(Stored entries)
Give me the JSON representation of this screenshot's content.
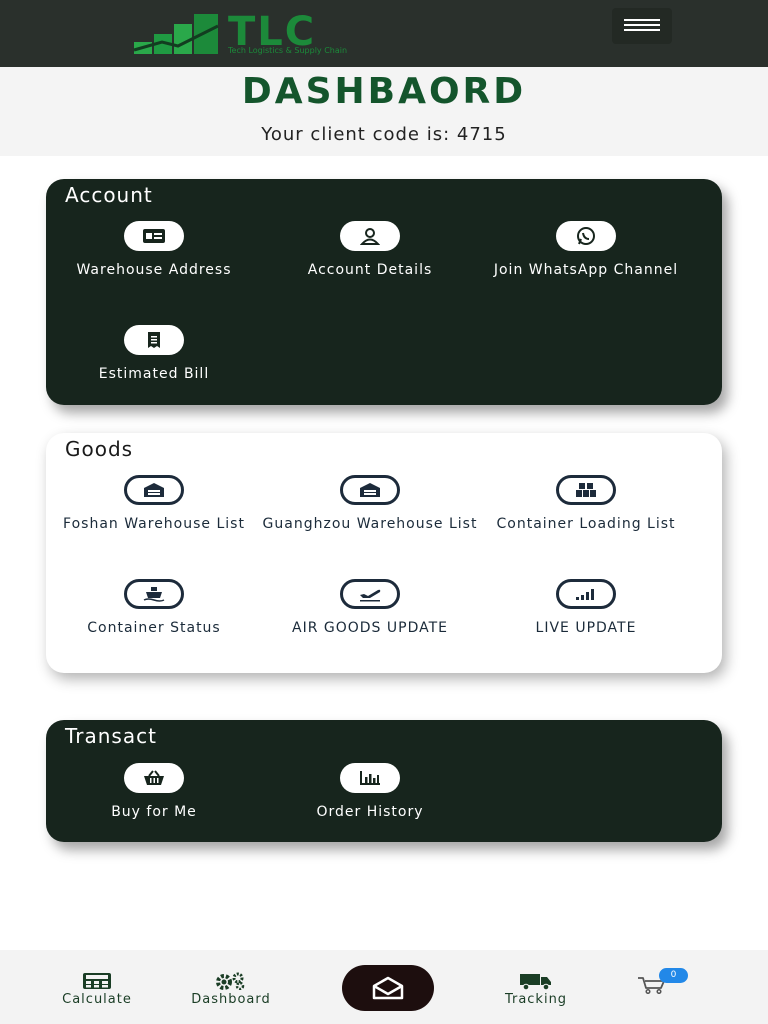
{
  "brand": {
    "logo_text": "TLC",
    "tagline": "Tech Logistics & Supply Chain"
  },
  "header": {
    "title": "DASHBAORD",
    "client_code_text": "Your client code is: 4715"
  },
  "account": {
    "title": "Account",
    "items": [
      {
        "label": "Warehouse Address",
        "icon": "address-card-icon"
      },
      {
        "label": "Account Details",
        "icon": "user-icon"
      },
      {
        "label": "Join WhatsApp Channel",
        "icon": "whatsapp-icon"
      },
      {
        "label": "Estimated Bill",
        "icon": "receipt-icon"
      }
    ]
  },
  "goods": {
    "title": "Goods",
    "items": [
      {
        "label": "Foshan Warehouse List",
        "icon": "warehouse-icon"
      },
      {
        "label": "Guanghzou Warehouse List",
        "icon": "warehouse-icon"
      },
      {
        "label": "Container Loading List",
        "icon": "boxes-icon"
      },
      {
        "label": "Container Status",
        "icon": "ship-icon"
      },
      {
        "label": "AIR GOODS UPDATE",
        "icon": "plane-departure-icon"
      },
      {
        "label": "LIVE UPDATE",
        "icon": "signal-bars-icon"
      }
    ]
  },
  "transact": {
    "title": "Transact",
    "items": [
      {
        "label": "Buy for Me",
        "icon": "basket-icon"
      },
      {
        "label": "Order History",
        "icon": "chart-icon"
      }
    ]
  },
  "bottom_nav": {
    "calculate": "Calculate",
    "dashboard": "Dashboard",
    "tracking": "Tracking",
    "cart_count": "0"
  },
  "colors": {
    "topbar": "#2a302c",
    "brand_green": "#1c8a3a",
    "title_green": "#14552c",
    "card_dark": "#17251d",
    "icon_navy": "#1d2b3b",
    "badge_blue": "#2288e8"
  }
}
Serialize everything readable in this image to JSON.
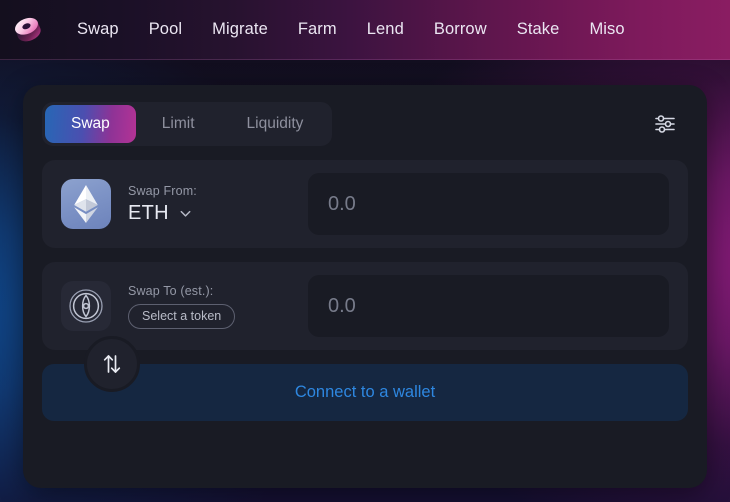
{
  "header": {
    "logo_icon": "sushi-token-logo-icon",
    "nav": [
      {
        "label": "Swap"
      },
      {
        "label": "Pool"
      },
      {
        "label": "Migrate"
      },
      {
        "label": "Farm"
      },
      {
        "label": "Lend"
      },
      {
        "label": "Borrow"
      },
      {
        "label": "Stake"
      },
      {
        "label": "Miso"
      }
    ]
  },
  "card": {
    "tabs": [
      {
        "label": "Swap",
        "active": true
      },
      {
        "label": "Limit",
        "active": false
      },
      {
        "label": "Liquidity",
        "active": false
      }
    ],
    "settings_icon": "sliders-settings-icon",
    "swap_from": {
      "label": "Swap From:",
      "token_symbol": "ETH",
      "token_icon": "ethereum-icon",
      "chevron_icon": "chevron-down-icon",
      "amount_value": "",
      "amount_placeholder": "0.0"
    },
    "swap_direction_icon": "swap-vertical-arrows-icon",
    "swap_to": {
      "label": "Swap To (est.):",
      "select_token_label": "Select a token",
      "token_icon": "unknown-token-icon",
      "amount_value": "",
      "amount_placeholder": "0.0"
    },
    "connect_wallet_label": "Connect to a wallet"
  },
  "colors": {
    "accent_blue": "#2e87e0",
    "tab_gradient_start": "#2767b5",
    "tab_gradient_end": "#b43395",
    "card_background": "#191b24",
    "panel_background": "#20222d",
    "header_gradient_end": "#8a1d62"
  }
}
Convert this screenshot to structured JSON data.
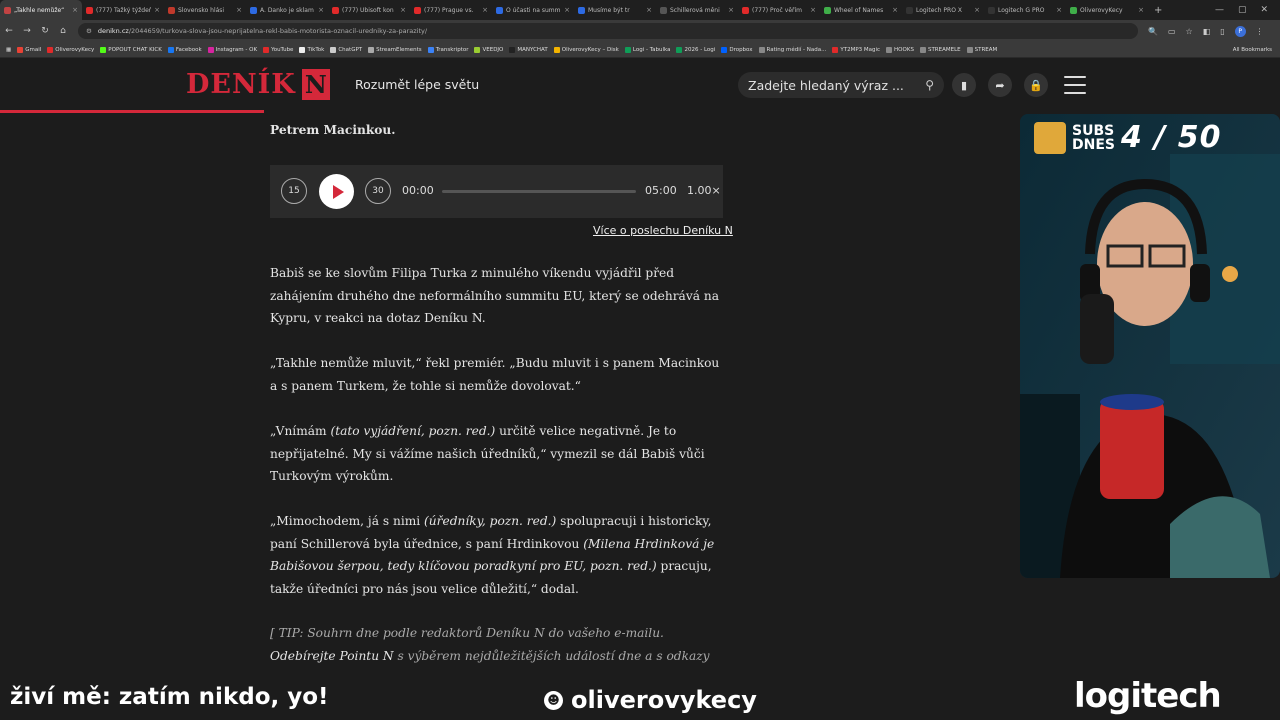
{
  "browser": {
    "tabs": [
      {
        "label": "„Takhle nemůže“",
        "color": "#c14343",
        "active": true
      },
      {
        "label": "(777) Ťažký týždeň",
        "color": "#e12a2a"
      },
      {
        "label": "Slovensko hlási",
        "color": "#c0392b"
      },
      {
        "label": "A. Danko je sklam",
        "color": "#2d6ae3"
      },
      {
        "label": "(777) Ubisoft kon",
        "color": "#e12a2a"
      },
      {
        "label": "(777) Prague vs.",
        "color": "#e12a2a"
      },
      {
        "label": "O účasti na summ",
        "color": "#2d6ae3"
      },
      {
        "label": "Musíme být tr",
        "color": "#2d6ae3"
      },
      {
        "label": "Schillerová měni",
        "color": "#555555"
      },
      {
        "label": "(777) Proč věřím",
        "color": "#e12a2a"
      },
      {
        "label": "Wheel of Names",
        "color": "#3fae49"
      },
      {
        "label": "Logitech PRO X",
        "color": "#333333"
      },
      {
        "label": "Logitech G PRO",
        "color": "#333333"
      },
      {
        "label": "OliverovyKecy",
        "color": "#3fae49"
      }
    ],
    "url_domain": "denikn.cz",
    "url_path": "/2044659/turkova-slova-jsou-neprijatelna-rekl-babis-motorista-oznacil-uredniky-za-parazity/",
    "bookmarks": [
      {
        "label": "Gmail",
        "color": "#e94235"
      },
      {
        "label": "OliverovyKecy",
        "color": "#e12a2a"
      },
      {
        "label": "POPOUT CHAT KICK",
        "color": "#53fc18"
      },
      {
        "label": "Facebook",
        "color": "#1877f2"
      },
      {
        "label": "Instagram - OK",
        "color": "#d6249f"
      },
      {
        "label": "YouTube",
        "color": "#e12a2a"
      },
      {
        "label": "TikTok",
        "color": "#eeeeee"
      },
      {
        "label": "ChatGPT",
        "color": "#cccccc"
      },
      {
        "label": "StreamElements",
        "color": "#aaaaaa"
      },
      {
        "label": "Transkriptor",
        "color": "#3b82f6"
      },
      {
        "label": "VEEDJO",
        "color": "#9acd32"
      },
      {
        "label": "MANYCHAT",
        "color": "#222222"
      },
      {
        "label": "OliverovyKecy – Disk",
        "color": "#f4b400"
      },
      {
        "label": "Logi - Tabulka",
        "color": "#0f9d58"
      },
      {
        "label": "2026 - Logi",
        "color": "#0f9d58"
      },
      {
        "label": "Dropbox",
        "color": "#0061ff"
      },
      {
        "label": "Rating médií - Nada...",
        "color": "#888888"
      },
      {
        "label": "YT2MP3 Magic",
        "color": "#e12a2a"
      },
      {
        "label": "HOOKS",
        "color": "#888888"
      },
      {
        "label": "STREAMELE",
        "color": "#888888"
      },
      {
        "label": "STREAM",
        "color": "#888888"
      }
    ],
    "all_bookmarks": "All Bookmarks",
    "profile_initial": "P"
  },
  "site": {
    "logo_text": "DENÍK",
    "logo_letter": "N",
    "tagline": "Rozumět lépe světu",
    "search_placeholder": "Zadejte hledaný výraz ...",
    "accent": "#d4283a"
  },
  "article": {
    "lead_tail": "Petrem Macinkou.",
    "player": {
      "back_label": "15",
      "fwd_label": "30",
      "current": "00:00",
      "duration": "05:00",
      "speed": "1.00×",
      "progress": 0
    },
    "more_link": "Více o poslechu Deníku N",
    "p1": "Babiš se ke slovům Filipa Turka z minulého víkendu vyjádřil před zahájením druhého dne neformálního summitu EU, který se odehrává na Kypru, v reakci na dotaz Deníku N.",
    "p2": "„Takhle nemůže mluvit,“ řekl premiér. „Budu mluvit i s panem Macinkou a s panem Turkem, že tohle si nemůže dovolovat.“",
    "p3a": "„Vnímám ",
    "p3i": "(tato vyjádření, pozn. red.)",
    "p3b": " určitě velice negativně. Je to nepřijatelné. My si vážíme našich úředníků,“ vymezil se dál Babiš vůči Turkovým výrokům.",
    "p4a": "„Mimochodem, já s nimi ",
    "p4i1": "(úředníky, pozn. red.)",
    "p4b": " spolupracuji i historicky, paní Schillerová byla úřednice, s paní Hrdinkovou ",
    "p4i2": "(Milena Hrdinková je Babišovou šerpou, tedy klíčovou poradkyní pro EU, pozn. red.)",
    "p4c": " pracuju, takže úředníci pro nás jsou velice důležití,“ dodal.",
    "tip_a": "[ TIP: Souhrn dne podle redaktorů Deníku N do vašeho e-mailu. ",
    "tip_b": "Odebírejte Pointu N",
    "tip_c": " s výběrem nejdůležitějších událostí dne a s odkazy na zajímavé texty. ]"
  },
  "stream": {
    "subs_label_1": "SUBS",
    "subs_label_2": "DNES",
    "subs_count": "4 / 50",
    "live_text": "živí mě: zatím nikdo, yo!",
    "channel_name": "oliverovykecy",
    "sponsor": "logitech"
  }
}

--- Exercise prompt ---
Copy every line from the records above that contains the word "UPDATE".

--- The reply ---
        "label": "AIR GOODS UPDATE",
        "label": "LIVE UPDATE",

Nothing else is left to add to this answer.